(YOUR OBJECTIVE):
Reproduce the full listing that appears beneath this instruction exactly.

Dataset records

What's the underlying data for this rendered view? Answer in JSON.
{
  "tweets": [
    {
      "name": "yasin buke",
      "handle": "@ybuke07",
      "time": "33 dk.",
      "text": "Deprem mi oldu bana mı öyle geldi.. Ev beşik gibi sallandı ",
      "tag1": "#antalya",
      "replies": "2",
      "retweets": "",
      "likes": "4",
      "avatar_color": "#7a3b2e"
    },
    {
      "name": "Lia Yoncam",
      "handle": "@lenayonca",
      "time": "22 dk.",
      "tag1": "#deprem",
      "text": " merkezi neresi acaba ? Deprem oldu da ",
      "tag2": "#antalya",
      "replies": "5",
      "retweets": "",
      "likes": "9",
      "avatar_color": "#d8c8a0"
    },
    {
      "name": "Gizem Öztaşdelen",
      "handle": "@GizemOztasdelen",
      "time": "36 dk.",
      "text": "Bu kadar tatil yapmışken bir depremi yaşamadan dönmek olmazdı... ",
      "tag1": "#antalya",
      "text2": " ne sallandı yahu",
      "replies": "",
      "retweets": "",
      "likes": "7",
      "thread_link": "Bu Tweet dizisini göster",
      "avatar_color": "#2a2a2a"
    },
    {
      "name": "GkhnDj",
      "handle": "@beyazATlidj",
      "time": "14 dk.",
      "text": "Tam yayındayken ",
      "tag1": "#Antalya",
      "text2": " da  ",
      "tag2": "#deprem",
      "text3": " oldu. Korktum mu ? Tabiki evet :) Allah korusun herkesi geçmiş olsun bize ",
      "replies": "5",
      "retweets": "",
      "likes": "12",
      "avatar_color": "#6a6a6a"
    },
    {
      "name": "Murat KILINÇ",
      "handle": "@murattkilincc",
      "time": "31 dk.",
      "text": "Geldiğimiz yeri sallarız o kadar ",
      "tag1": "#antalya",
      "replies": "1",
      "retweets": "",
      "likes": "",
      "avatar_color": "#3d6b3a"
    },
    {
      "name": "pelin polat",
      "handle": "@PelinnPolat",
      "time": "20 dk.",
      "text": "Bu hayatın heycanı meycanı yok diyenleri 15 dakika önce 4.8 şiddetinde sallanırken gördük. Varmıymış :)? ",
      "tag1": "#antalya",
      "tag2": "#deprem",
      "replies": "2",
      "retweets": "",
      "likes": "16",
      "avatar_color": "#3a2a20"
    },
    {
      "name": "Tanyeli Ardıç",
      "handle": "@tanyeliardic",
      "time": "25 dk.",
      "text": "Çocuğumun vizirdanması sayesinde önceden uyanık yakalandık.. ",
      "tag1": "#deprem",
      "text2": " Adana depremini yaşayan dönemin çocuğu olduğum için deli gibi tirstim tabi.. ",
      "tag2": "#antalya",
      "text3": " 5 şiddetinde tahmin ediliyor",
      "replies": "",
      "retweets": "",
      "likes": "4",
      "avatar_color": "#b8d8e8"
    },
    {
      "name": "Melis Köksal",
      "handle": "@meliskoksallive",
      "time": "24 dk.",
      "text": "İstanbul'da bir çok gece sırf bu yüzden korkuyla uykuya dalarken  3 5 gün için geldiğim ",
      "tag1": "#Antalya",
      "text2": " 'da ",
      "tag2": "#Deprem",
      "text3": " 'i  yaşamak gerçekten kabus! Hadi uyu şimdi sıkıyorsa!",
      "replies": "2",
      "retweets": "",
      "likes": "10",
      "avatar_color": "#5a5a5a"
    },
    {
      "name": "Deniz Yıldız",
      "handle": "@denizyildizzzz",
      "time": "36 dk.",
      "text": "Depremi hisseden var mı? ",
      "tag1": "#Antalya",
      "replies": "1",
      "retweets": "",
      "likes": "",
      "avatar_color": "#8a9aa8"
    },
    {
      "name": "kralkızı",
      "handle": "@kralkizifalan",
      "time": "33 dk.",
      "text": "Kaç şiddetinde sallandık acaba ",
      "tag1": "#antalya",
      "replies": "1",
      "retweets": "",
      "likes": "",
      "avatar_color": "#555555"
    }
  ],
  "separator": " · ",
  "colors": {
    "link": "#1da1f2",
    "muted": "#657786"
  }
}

(TASK RESULT):
What's the underlying data for this rendered view? Answer in JSON.
{
  "tweets": [
    {
      "name": "yasin buke",
      "handle": "@ybuke07",
      "time": "33 dk.",
      "text": "Deprem mi oldu bana mı öyle geldi.. Ev beşik gibi sallandı ",
      "tag1": "#antalya",
      "replies": "2",
      "retweets": "",
      "likes": "4",
      "avatar_color": "#7a3b2e"
    },
    {
      "name": "Lia Yoncam",
      "handle": "@lenayonca",
      "time": "22 dk.",
      "tag1": "#deprem",
      "text": " merkezi neresi acaba ? Deprem oldu da ",
      "tag2": "#antalya",
      "replies": "5",
      "retweets": "",
      "likes": "9",
      "avatar_color": "#d8c8a0"
    },
    {
      "name": "Gizem Öztaşdelen",
      "handle": "@GizemOztasdelen",
      "time": "36 dk.",
      "text": "Bu kadar tatil yapmışken bir depremi yaşamadan dönmek olmazdı... ",
      "tag1": "#antalya",
      "text2": " ne sallandı yahu",
      "replies": "",
      "retweets": "",
      "likes": "7",
      "thread_link": "Bu Tweet dizisini göster",
      "avatar_color": "#2a2a2a"
    },
    {
      "name": "GkhnDj",
      "handle": "@beyazATlidj",
      "time": "14 dk.",
      "text": "Tam yayındayken ",
      "tag1": "#Antalya",
      "text2": " da  ",
      "tag2": "#deprem",
      "text3": " oldu. Korktum mu ? Tabiki evet :) Allah korusun herkesi geçmiş olsun bize ",
      "replies": "5",
      "retweets": "",
      "likes": "12",
      "avatar_color": "#6a6a6a"
    },
    {
      "name": "Murat KILINÇ",
      "handle": "@murattkilincc",
      "time": "31 dk.",
      "text": "Geldiğimiz yeri sallarız o kadar ",
      "tag1": "#antalya",
      "replies": "1",
      "retweets": "",
      "likes": "",
      "avatar_color": "#3d6b3a"
    },
    {
      "name": "pelin polat",
      "handle": "@PelinnPolat",
      "time": "20 dk.",
      "text": "Bu hayatın heycanı meycanı yok diyenleri 15 dakika önce 4.8 şiddetinde sallanırken gördük. Varmıymış :)? ",
      "tag1": "#antalya",
      "tag2": "#deprem",
      "replies": "2",
      "retweets": "",
      "likes": "16",
      "avatar_color": "#3a2a20"
    },
    {
      "name": "Tanyeli Ardıç",
      "handle": "@tanyeliardic",
      "time": "25 dk.",
      "text": "Çocuğumun vizirdanması sayesinde önceden uyanık yakalandık.. ",
      "tag1": "#deprem",
      "text2": " Adana depremini yaşayan dönemin çocuğu olduğum için deli gibi tirstim tabi.. ",
      "tag2": "#antalya",
      "text3": " 5 şiddetinde tahmin ediliyor",
      "replies": "",
      "retweets": "",
      "likes": "4",
      "avatar_color": "#b8d8e8"
    },
    {
      "name": "Melis Köksal",
      "handle": "@meliskoksallive",
      "time": "24 dk.",
      "text": "İstanbul'da bir çok gece sırf bu yüzden korkuyla uykuya dalarken  3 5 gün için geldiğim ",
      "tag1": "#Antalya",
      "text2": " 'da ",
      "tag2": "#Deprem",
      "text3": " 'i  yaşamak gerçekten kabus! Hadi uyu şimdi sıkıyorsa!",
      "replies": "2",
      "retweets": "",
      "likes": "10",
      "avatar_color": "#5a5a5a"
    },
    {
      "name": "Deniz Yıldız",
      "handle": "@denizyildizzzz",
      "time": "36 dk.",
      "text": "Depremi hisseden var mı? ",
      "tag1": "#Antalya",
      "replies": "1",
      "retweets": "",
      "likes": "",
      "avatar_color": "#8a9aa8"
    },
    {
      "name": "kralkızı",
      "handle": "@kralkizifalan",
      "time": "33 dk.",
      "text": "Kaç şiddetinde sallandık acaba ",
      "tag1": "#antalya",
      "replies": "1",
      "retweets": "",
      "likes": "",
      "avatar_color": "#555555"
    }
  ],
  "separator": " · ",
  "colors": {
    "link": "#1da1f2",
    "muted": "#657786"
  }
}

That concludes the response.